> [Description of the task]
Repeat, exactly and in full, the lines of the listing below, but without any pictures.

> [Data for this task]
——————————
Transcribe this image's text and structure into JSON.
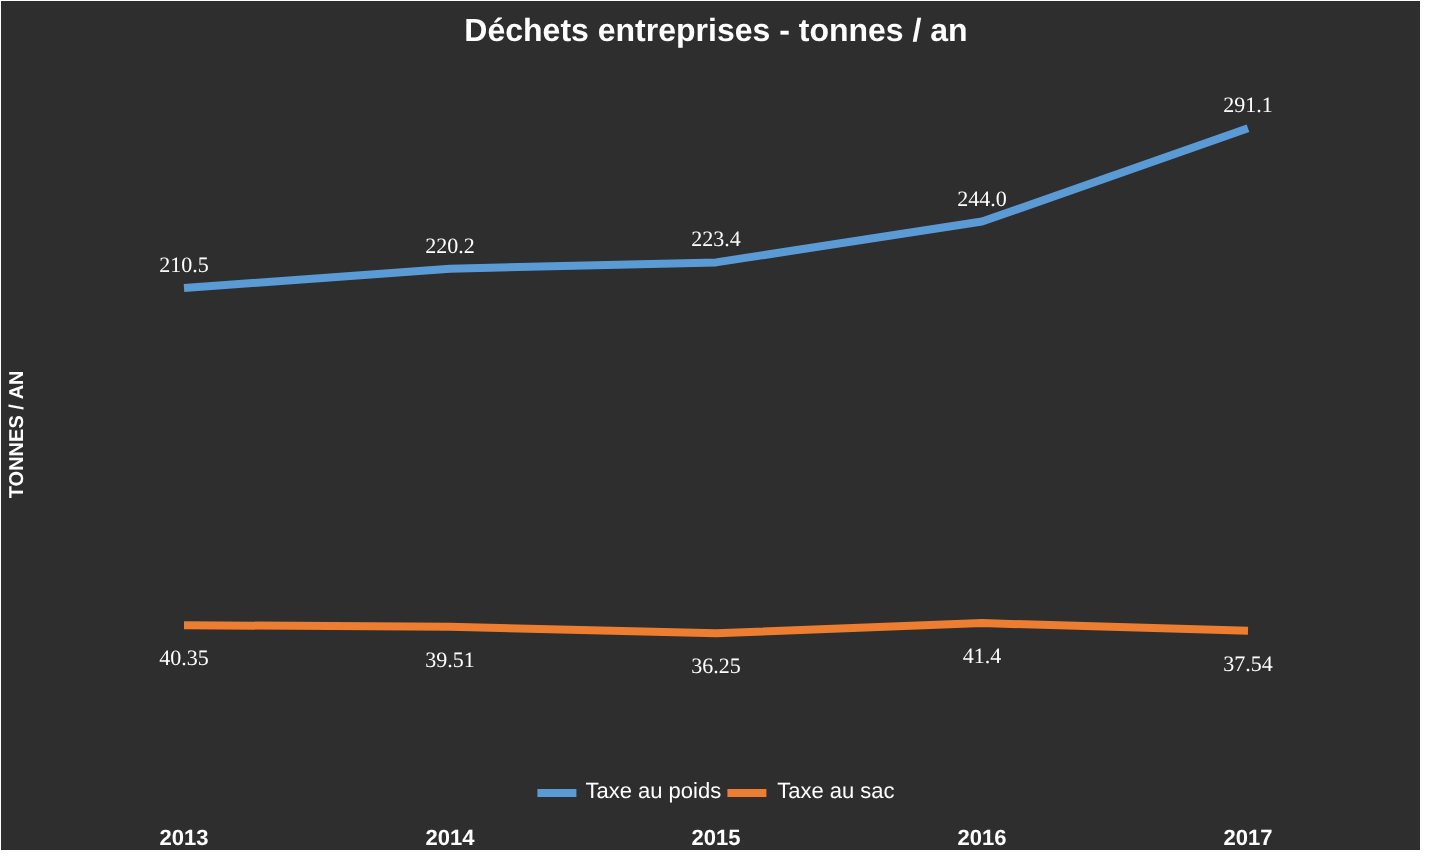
{
  "chart_data": {
    "type": "line",
    "title": "Déchets entreprises - tonnes / an",
    "ylabel": "TONNES / AN",
    "categories": [
      "2013",
      "2014",
      "2015",
      "2016",
      "2017"
    ],
    "series": [
      {
        "name": "Taxe au poids",
        "color": "#5b9bd5",
        "values": [
          210.5,
          220.2,
          223.4,
          244.0,
          291.1
        ],
        "value_labels": [
          "210.5",
          "220.2",
          "223.4",
          "244.0",
          "291.1"
        ]
      },
      {
        "name": "Taxe au sac",
        "color": "#ed7d31",
        "values": [
          40.35,
          39.51,
          36.25,
          41.4,
          37.54
        ],
        "value_labels": [
          "40.35",
          "39.51",
          "36.25",
          "41.4",
          "37.54"
        ]
      }
    ],
    "data_labels": true,
    "legend": "bottom",
    "grid": false,
    "tick_labels": "x",
    "marker": "none",
    "line_style": "solid"
  }
}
——————————
> [Answer to the task]
Transcribe this image's text and structure into JSON.
{
  "chart_data": {
    "type": "line",
    "title": "Déchets entreprises - tonnes / an",
    "ylabel": "TONNES / AN",
    "categories": [
      "2013",
      "2014",
      "2015",
      "2016",
      "2017"
    ],
    "series": [
      {
        "name": "Taxe au poids",
        "color": "#5b9bd5",
        "values": [
          210.5,
          220.2,
          223.4,
          244.0,
          291.1
        ],
        "value_labels": [
          "210.5",
          "220.2",
          "223.4",
          "244.0",
          "291.1"
        ]
      },
      {
        "name": "Taxe au sac",
        "color": "#ed7d31",
        "values": [
          40.35,
          39.51,
          36.25,
          41.4,
          37.54
        ],
        "value_labels": [
          "40.35",
          "39.51",
          "36.25",
          "41.4",
          "37.54"
        ]
      }
    ],
    "data_labels": true,
    "legend": "bottom",
    "grid": false,
    "tick_labels": "x",
    "marker": "none",
    "line_style": "solid"
  }
}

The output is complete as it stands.